[Raw records]
════
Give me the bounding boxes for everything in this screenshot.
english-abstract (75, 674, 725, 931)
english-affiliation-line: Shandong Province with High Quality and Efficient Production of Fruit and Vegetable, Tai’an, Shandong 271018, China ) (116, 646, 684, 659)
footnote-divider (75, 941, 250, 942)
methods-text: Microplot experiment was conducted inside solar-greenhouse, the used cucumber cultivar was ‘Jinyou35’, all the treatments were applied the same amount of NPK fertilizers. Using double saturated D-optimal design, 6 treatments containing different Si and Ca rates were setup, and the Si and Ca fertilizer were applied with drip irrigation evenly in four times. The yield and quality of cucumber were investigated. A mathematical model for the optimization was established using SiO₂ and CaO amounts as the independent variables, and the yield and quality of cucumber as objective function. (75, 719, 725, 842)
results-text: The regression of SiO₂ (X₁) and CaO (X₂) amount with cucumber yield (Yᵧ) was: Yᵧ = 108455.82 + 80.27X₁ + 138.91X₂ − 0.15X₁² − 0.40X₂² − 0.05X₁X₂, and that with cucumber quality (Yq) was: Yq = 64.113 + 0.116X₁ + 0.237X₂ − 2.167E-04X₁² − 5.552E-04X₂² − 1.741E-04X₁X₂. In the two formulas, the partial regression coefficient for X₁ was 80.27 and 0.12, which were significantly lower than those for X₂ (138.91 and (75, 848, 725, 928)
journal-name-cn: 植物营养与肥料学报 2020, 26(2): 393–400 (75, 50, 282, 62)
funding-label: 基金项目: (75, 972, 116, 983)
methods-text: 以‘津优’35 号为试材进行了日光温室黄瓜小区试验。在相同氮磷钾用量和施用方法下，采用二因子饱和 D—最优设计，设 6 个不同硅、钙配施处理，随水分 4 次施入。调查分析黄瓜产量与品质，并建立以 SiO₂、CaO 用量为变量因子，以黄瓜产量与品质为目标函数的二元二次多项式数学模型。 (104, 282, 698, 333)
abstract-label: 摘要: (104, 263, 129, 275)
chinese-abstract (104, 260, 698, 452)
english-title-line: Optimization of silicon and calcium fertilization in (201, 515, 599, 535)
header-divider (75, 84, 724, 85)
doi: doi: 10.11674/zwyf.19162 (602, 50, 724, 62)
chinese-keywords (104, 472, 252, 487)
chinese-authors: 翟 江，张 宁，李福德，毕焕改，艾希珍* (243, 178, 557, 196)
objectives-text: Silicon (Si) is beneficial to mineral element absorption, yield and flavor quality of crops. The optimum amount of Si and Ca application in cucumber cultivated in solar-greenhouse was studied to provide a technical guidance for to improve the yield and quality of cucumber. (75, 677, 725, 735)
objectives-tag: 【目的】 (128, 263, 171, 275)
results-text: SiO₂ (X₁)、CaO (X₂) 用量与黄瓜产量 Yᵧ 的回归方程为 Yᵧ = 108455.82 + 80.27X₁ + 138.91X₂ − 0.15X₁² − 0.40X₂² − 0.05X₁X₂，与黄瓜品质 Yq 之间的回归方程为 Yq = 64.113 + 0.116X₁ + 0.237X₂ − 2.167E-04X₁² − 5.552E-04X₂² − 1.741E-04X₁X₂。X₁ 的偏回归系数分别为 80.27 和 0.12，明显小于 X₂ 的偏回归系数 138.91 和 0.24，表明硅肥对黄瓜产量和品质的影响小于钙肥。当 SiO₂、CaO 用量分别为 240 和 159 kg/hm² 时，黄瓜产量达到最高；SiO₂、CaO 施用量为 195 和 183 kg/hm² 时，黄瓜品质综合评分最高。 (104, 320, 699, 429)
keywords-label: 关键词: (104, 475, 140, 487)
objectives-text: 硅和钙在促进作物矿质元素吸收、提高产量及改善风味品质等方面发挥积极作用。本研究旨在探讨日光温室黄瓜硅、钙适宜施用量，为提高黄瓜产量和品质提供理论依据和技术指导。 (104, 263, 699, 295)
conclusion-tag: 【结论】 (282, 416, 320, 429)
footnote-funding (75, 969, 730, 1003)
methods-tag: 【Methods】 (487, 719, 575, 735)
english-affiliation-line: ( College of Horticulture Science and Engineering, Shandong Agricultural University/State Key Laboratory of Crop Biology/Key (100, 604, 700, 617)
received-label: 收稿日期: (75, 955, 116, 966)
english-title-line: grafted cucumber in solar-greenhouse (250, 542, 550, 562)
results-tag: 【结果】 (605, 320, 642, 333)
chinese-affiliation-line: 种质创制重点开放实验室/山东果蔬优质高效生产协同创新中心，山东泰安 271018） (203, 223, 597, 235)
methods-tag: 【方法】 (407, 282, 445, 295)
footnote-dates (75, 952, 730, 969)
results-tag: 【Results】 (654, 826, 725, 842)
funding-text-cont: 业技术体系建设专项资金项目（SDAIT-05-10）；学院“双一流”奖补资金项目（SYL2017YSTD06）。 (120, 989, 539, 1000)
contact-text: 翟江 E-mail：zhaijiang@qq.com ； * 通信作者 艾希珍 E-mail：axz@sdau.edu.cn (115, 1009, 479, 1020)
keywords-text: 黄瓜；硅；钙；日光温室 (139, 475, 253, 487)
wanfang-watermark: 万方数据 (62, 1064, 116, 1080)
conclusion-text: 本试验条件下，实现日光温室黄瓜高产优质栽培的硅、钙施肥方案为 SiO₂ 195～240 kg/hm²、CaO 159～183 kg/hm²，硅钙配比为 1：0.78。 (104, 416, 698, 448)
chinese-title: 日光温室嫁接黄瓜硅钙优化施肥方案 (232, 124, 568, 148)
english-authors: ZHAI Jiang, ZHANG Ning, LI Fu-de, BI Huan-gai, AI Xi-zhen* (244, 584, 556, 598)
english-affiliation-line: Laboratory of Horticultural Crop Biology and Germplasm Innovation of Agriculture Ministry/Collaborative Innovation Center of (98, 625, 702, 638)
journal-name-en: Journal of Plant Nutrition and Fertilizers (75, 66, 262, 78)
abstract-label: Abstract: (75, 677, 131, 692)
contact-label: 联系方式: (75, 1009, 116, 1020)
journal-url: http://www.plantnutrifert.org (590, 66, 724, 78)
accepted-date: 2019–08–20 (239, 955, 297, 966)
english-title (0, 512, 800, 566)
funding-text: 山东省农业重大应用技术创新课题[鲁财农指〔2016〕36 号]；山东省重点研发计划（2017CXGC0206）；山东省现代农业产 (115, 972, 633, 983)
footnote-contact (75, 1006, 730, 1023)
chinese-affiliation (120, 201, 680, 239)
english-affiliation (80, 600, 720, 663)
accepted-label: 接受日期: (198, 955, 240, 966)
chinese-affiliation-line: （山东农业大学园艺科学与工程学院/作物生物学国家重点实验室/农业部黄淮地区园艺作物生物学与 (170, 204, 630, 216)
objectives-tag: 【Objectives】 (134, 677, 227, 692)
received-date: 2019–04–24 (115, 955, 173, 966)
════
Reproduce the stretch of the data above from its first line through the line that contains "footnote-divider (75, 941, 250, 942)", including both of those lines.

Give me the bounding boxes for everything in this screenshot.
english-abstract (75, 674, 725, 931)
english-affiliation-line: Shandong Province with High Quality and Efficient Production of Fruit and Vegetable, Tai’an, Shandong 271018, China ) (116, 646, 684, 659)
footnote-divider (75, 941, 250, 942)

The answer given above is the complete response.